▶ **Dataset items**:
▼

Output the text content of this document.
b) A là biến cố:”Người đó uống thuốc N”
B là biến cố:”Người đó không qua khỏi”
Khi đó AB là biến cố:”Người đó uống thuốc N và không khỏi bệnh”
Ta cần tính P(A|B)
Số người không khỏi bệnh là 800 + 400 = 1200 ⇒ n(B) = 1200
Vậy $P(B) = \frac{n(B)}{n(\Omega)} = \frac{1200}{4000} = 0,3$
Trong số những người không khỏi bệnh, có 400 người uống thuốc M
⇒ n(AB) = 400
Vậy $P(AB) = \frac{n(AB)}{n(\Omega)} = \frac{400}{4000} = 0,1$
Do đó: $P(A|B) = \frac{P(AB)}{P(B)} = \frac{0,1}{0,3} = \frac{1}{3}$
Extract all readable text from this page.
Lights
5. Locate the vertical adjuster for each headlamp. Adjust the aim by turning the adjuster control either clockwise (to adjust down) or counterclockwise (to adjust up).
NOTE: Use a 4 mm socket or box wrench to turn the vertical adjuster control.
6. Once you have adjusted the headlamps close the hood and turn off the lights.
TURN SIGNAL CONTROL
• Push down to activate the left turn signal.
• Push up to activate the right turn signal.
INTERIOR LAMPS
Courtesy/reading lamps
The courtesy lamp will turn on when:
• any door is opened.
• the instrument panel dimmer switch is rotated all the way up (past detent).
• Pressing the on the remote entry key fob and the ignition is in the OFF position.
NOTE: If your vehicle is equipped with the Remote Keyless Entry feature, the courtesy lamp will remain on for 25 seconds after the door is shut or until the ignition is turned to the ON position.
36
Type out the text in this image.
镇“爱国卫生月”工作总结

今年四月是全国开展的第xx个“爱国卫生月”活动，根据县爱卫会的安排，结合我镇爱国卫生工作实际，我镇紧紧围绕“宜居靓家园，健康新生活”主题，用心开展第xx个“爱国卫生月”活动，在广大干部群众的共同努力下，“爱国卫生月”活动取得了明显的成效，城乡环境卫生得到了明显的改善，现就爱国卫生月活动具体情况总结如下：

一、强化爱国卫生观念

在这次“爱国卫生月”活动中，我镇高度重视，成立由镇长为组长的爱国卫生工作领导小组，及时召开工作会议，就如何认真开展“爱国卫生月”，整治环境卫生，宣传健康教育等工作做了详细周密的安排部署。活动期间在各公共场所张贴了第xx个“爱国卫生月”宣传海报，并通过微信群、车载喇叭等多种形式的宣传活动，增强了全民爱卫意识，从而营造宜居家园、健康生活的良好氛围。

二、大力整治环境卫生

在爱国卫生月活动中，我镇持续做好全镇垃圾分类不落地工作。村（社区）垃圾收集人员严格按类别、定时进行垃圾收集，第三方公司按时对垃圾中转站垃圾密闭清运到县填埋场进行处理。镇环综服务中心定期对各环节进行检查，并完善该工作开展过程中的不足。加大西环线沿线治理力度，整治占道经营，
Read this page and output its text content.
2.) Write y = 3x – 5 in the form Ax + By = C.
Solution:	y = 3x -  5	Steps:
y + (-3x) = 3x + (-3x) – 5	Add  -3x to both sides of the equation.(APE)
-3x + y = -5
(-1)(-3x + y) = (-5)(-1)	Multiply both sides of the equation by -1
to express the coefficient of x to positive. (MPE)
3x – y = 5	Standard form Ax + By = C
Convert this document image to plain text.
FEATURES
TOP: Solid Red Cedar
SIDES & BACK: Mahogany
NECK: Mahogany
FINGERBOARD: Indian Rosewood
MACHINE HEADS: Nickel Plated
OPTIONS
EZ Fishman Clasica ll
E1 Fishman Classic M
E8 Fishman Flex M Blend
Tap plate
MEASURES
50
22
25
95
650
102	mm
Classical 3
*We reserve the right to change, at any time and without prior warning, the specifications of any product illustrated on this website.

▲

▶ **Task description**: Reproduce the entries above exactly.

▶ **Answer for the task**:
Output the text content of this document.
b) A là biến cố:”Người đó uống thuốc N”
B là biến cố:”Người đó không qua khỏi”
Khi đó AB là biến cố:”Người đó uống thuốc N và không khỏi bệnh”
Ta cần tính P(A|B)
Số người không khỏi bệnh là 800 + 400 = 1200 ⇒ n(B) = 1200
Vậy $P(B) = \frac{n(B)}{n(\Omega)} = \frac{1200}{4000} = 0,3$
Trong số những người không khỏi bệnh, có 400 người uống thuốc M
⇒ n(AB) = 400
Vậy $P(AB) = \frac{n(AB)}{n(\Omega)} = \frac{400}{4000} = 0,1$
Do đó: $P(A|B) = \frac{P(AB)}{P(B)} = \frac{0,1}{0,3} = \frac{1}{3}$
Extract all readable text from this page.
Lights
5. Locate the vertical adjuster for each headlamp. Adjust the aim by turning the adjuster control either clockwise (to adjust down) or counterclockwise (to adjust up).
NOTE: Use a 4 mm socket or box wrench to turn the vertical adjuster control.
6. Once you have adjusted the headlamps close the hood and turn off the lights.
TURN SIGNAL CONTROL
• Push down to activate the left turn signal.
• Push up to activate the right turn signal.
INTERIOR LAMPS
Courtesy/reading lamps
The courtesy lamp will turn on when:
• any door is opened.
• the instrument panel dimmer switch is rotated all the way up (past detent).
• Pressing the on the remote entry key fob and the ignition is in the OFF position.
NOTE: If your vehicle is equipped with the Remote Keyless Entry feature, the courtesy lamp will remain on for 25 seconds after the door is shut or until the ignition is turned to the ON position.
36
Type out the text in this image.
镇“爱国卫生月”工作总结

今年四月是全国开展的第xx个“爱国卫生月”活动，根据县爱卫会的安排，结合我镇爱国卫生工作实际，我镇紧紧围绕“宜居靓家园，健康新生活”主题，用心开展第xx个“爱国卫生月”活动，在广大干部群众的共同努力下，“爱国卫生月”活动取得了明显的成效，城乡环境卫生得到了明显的改善，现就爱国卫生月活动具体情况总结如下：

一、强化爱国卫生观念

在这次“爱国卫生月”活动中，我镇高度重视，成立由镇长为组长的爱国卫生工作领导小组，及时召开工作会议，就如何认真开展“爱国卫生月”，整治环境卫生，宣传健康教育等工作做了详细周密的安排部署。活动期间在各公共场所张贴了第xx个“爱国卫生月”宣传海报，并通过微信群、车载喇叭等多种形式的宣传活动，增强了全民爱卫意识，从而营造宜居家园、健康生活的良好氛围。

二、大力整治环境卫生

在爱国卫生月活动中，我镇持续做好全镇垃圾分类不落地工作。村（社区）垃圾收集人员严格按类别、定时进行垃圾收集，第三方公司按时对垃圾中转站垃圾密闭清运到县填埋场进行处理。镇环综服务中心定期对各环节进行检查，并完善该工作开展过程中的不足。加大西环线沿线治理力度，整治占道经营，
Read this page and output its text content.
2.) Write y = 3x – 5 in the form Ax + By = C.
Solution:	y = 3x -  5	Steps:
y + (-3x) = 3x + (-3x) – 5	Add  -3x to both sides of the equation.(APE)
-3x + y = -5
(-1)(-3x + y) = (-5)(-1)	Multiply both sides of the equation by -1
to express the coefficient of x to positive. (MPE)
3x – y = 5	Standard form Ax + By = C
Convert this document image to plain text.
FEATURES
TOP: Solid Red Cedar
SIDES & BACK: Mahogany
NECK: Mahogany
FINGERBOARD: Indian Rosewood
MACHINE HEADS: Nickel Plated
OPTIONS
EZ Fishman Clasica ll
E1 Fishman Classic M
E8 Fishman Flex M Blend
Tap plate
MEASURES
50
22
25
95
650
102	mm
Classical 3
*We reserve the right to change, at any time and without prior warning, the specifications of any product illustrated on this website.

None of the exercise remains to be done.